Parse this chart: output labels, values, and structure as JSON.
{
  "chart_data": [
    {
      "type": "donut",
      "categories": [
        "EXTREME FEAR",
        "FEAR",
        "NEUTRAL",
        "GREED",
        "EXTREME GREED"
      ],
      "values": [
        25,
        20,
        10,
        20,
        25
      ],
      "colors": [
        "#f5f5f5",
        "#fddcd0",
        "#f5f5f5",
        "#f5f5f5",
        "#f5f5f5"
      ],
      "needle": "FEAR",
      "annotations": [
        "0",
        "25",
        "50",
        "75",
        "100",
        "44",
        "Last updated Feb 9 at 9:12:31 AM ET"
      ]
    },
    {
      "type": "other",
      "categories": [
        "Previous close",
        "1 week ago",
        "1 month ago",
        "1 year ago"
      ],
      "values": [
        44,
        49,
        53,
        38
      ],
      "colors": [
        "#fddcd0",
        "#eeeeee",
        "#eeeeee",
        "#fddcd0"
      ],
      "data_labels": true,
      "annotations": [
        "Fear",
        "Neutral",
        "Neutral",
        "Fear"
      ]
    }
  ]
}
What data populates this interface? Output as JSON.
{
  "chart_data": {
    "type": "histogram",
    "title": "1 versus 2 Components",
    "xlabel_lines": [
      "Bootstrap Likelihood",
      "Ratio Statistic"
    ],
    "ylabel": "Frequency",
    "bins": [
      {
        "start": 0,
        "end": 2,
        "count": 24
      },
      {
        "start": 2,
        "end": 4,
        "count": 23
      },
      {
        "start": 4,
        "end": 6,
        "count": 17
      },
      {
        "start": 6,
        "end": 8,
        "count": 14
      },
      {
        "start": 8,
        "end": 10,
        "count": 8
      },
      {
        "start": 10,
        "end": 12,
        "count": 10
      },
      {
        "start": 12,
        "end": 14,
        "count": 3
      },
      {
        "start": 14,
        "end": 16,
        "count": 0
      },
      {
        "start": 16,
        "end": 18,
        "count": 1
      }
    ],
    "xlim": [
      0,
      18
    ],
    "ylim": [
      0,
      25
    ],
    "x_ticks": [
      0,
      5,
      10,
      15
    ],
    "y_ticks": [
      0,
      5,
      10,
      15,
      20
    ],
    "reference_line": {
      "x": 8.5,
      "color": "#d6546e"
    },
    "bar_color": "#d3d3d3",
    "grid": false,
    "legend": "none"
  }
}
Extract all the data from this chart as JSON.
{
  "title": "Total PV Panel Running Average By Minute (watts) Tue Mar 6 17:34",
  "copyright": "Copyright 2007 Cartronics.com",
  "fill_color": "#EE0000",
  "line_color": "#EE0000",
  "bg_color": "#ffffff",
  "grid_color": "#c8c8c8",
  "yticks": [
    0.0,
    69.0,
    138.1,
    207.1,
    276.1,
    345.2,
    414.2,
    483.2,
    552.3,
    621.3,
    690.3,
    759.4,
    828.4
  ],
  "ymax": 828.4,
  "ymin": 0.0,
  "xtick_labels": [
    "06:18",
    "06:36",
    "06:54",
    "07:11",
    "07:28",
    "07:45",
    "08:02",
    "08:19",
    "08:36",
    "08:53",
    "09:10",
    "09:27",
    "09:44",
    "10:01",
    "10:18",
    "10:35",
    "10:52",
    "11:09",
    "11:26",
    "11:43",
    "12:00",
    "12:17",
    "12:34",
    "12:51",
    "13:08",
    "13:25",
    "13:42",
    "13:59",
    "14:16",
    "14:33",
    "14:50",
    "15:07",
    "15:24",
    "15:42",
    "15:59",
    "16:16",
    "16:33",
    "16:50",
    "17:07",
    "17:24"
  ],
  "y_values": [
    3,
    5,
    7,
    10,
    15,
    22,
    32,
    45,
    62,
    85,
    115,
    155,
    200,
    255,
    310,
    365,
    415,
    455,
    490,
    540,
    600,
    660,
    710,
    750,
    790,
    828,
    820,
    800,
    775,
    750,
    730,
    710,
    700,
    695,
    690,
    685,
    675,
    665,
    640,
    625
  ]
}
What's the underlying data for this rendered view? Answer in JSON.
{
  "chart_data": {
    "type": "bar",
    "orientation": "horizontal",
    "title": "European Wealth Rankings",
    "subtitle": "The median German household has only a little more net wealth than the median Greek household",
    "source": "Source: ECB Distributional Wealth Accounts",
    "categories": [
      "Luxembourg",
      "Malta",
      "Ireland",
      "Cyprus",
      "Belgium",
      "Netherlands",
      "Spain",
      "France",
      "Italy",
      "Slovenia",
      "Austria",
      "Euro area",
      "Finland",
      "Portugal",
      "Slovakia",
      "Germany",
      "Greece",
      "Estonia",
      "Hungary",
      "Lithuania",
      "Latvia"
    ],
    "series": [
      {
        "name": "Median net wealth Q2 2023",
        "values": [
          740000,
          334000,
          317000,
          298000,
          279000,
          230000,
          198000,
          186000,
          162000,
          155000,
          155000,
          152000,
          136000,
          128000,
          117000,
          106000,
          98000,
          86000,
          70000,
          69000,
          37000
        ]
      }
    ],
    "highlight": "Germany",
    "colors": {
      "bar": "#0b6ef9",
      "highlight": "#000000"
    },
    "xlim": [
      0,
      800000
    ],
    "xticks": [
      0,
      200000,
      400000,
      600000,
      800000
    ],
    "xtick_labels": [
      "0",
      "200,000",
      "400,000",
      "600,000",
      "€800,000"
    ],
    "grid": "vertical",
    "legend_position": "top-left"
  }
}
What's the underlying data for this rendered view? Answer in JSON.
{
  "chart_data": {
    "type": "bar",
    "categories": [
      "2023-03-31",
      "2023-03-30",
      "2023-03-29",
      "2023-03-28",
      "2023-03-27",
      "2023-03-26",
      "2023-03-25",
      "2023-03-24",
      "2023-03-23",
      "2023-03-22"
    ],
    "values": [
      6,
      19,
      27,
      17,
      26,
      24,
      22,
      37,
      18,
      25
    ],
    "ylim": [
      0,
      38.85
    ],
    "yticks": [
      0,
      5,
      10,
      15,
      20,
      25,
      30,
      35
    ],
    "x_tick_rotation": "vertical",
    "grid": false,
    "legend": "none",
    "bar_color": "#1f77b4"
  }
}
========
**INSTRUCTIONS FOR THE TASK**
Transcribe the material exactly as it reads.

**EXPECTED ANSWER**
Parse this chart: output labels, values, and structure as JSON.
{
  "chart_data": [
    {
      "type": "donut",
      "categories": [
        "EXTREME FEAR",
        "FEAR",
        "NEUTRAL",
        "GREED",
        "EXTREME GREED"
      ],
      "values": [
        25,
        20,
        10,
        20,
        25
      ],
      "colors": [
        "#f5f5f5",
        "#fddcd0",
        "#f5f5f5",
        "#f5f5f5",
        "#f5f5f5"
      ],
      "needle": "FEAR",
      "annotations": [
        "0",
        "25",
        "50",
        "75",
        "100",
        "44",
        "Last updated Feb 9 at 9:12:31 AM ET"
      ]
    },
    {
      "type": "other",
      "categories": [
        "Previous close",
        "1 week ago",
        "1 month ago",
        "1 year ago"
      ],
      "values": [
        44,
        49,
        53,
        38
      ],
      "colors": [
        "#fddcd0",
        "#eeeeee",
        "#eeeeee",
        "#fddcd0"
      ],
      "data_labels": true,
      "annotations": [
        "Fear",
        "Neutral",
        "Neutral",
        "Fear"
      ]
    }
  ]
}
What data populates this interface? Output as JSON.
{
  "chart_data": {
    "type": "histogram",
    "title": "1 versus 2 Components",
    "xlabel_lines": [
      "Bootstrap Likelihood",
      "Ratio Statistic"
    ],
    "ylabel": "Frequency",
    "bins": [
      {
        "start": 0,
        "end": 2,
        "count": 24
      },
      {
        "start": 2,
        "end": 4,
        "count": 23
      },
      {
        "start": 4,
        "end": 6,
        "count": 17
      },
      {
        "start": 6,
        "end": 8,
        "count": 14
      },
      {
        "start": 8,
        "end": 10,
        "count": 8
      },
      {
        "start": 10,
        "end": 12,
        "count": 10
      },
      {
        "start": 12,
        "end": 14,
        "count": 3
      },
      {
        "start": 14,
        "end": 16,
        "count": 0
      },
      {
        "start": 16,
        "end": 18,
        "count": 1
      }
    ],
    "xlim": [
      0,
      18
    ],
    "ylim": [
      0,
      25
    ],
    "x_ticks": [
      0,
      5,
      10,
      15
    ],
    "y_ticks": [
      0,
      5,
      10,
      15,
      20
    ],
    "reference_line": {
      "x": 8.5,
      "color": "#d6546e"
    },
    "bar_color": "#d3d3d3",
    "grid": false,
    "legend": "none"
  }
}
Extract all the data from this chart as JSON.
{
  "title": "Total PV Panel Running Average By Minute (watts) Tue Mar 6 17:34",
  "copyright": "Copyright 2007 Cartronics.com",
  "fill_color": "#EE0000",
  "line_color": "#EE0000",
  "bg_color": "#ffffff",
  "grid_color": "#c8c8c8",
  "yticks": [
    0.0,
    69.0,
    138.1,
    207.1,
    276.1,
    345.2,
    414.2,
    483.2,
    552.3,
    621.3,
    690.3,
    759.4,
    828.4
  ],
  "ymax": 828.4,
  "ymin": 0.0,
  "xtick_labels": [
    "06:18",
    "06:36",
    "06:54",
    "07:11",
    "07:28",
    "07:45",
    "08:02",
    "08:19",
    "08:36",
    "08:53",
    "09:10",
    "09:27",
    "09:44",
    "10:01",
    "10:18",
    "10:35",
    "10:52",
    "11:09",
    "11:26",
    "11:43",
    "12:00",
    "12:17",
    "12:34",
    "12:51",
    "13:08",
    "13:25",
    "13:42",
    "13:59",
    "14:16",
    "14:33",
    "14:50",
    "15:07",
    "15:24",
    "15:42",
    "15:59",
    "16:16",
    "16:33",
    "16:50",
    "17:07",
    "17:24"
  ],
  "y_values": [
    3,
    5,
    7,
    10,
    15,
    22,
    32,
    45,
    62,
    85,
    115,
    155,
    200,
    255,
    310,
    365,
    415,
    455,
    490,
    540,
    600,
    660,
    710,
    750,
    790,
    828,
    820,
    800,
    775,
    750,
    730,
    710,
    700,
    695,
    690,
    685,
    675,
    665,
    640,
    625
  ]
}
What's the underlying data for this rendered view? Answer in JSON.
{
  "chart_data": {
    "type": "bar",
    "orientation": "horizontal",
    "title": "European Wealth Rankings",
    "subtitle": "The median German household has only a little more net wealth than the median Greek household",
    "source": "Source: ECB Distributional Wealth Accounts",
    "categories": [
      "Luxembourg",
      "Malta",
      "Ireland",
      "Cyprus",
      "Belgium",
      "Netherlands",
      "Spain",
      "France",
      "Italy",
      "Slovenia",
      "Austria",
      "Euro area",
      "Finland",
      "Portugal",
      "Slovakia",
      "Germany",
      "Greece",
      "Estonia",
      "Hungary",
      "Lithuania",
      "Latvia"
    ],
    "series": [
      {
        "name": "Median net wealth Q2 2023",
        "values": [
          740000,
          334000,
          317000,
          298000,
          279000,
          230000,
          198000,
          186000,
          162000,
          155000,
          155000,
          152000,
          136000,
          128000,
          117000,
          106000,
          98000,
          86000,
          70000,
          69000,
          37000
        ]
      }
    ],
    "highlight": "Germany",
    "colors": {
      "bar": "#0b6ef9",
      "highlight": "#000000"
    },
    "xlim": [
      0,
      800000
    ],
    "xticks": [
      0,
      200000,
      400000,
      600000,
      800000
    ],
    "xtick_labels": [
      "0",
      "200,000",
      "400,000",
      "600,000",
      "€800,000"
    ],
    "grid": "vertical",
    "legend_position": "top-left"
  }
}
What's the underlying data for this rendered view? Answer in JSON.
{
  "chart_data": {
    "type": "bar",
    "categories": [
      "2023-03-31",
      "2023-03-30",
      "2023-03-29",
      "2023-03-28",
      "2023-03-27",
      "2023-03-26",
      "2023-03-25",
      "2023-03-24",
      "2023-03-23",
      "2023-03-22"
    ],
    "values": [
      6,
      19,
      27,
      17,
      26,
      24,
      22,
      37,
      18,
      25
    ],
    "ylim": [
      0,
      38.85
    ],
    "yticks": [
      0,
      5,
      10,
      15,
      20,
      25,
      30,
      35
    ],
    "x_tick_rotation": "vertical",
    "grid": false,
    "legend": "none",
    "bar_color": "#1f77b4"
  }
}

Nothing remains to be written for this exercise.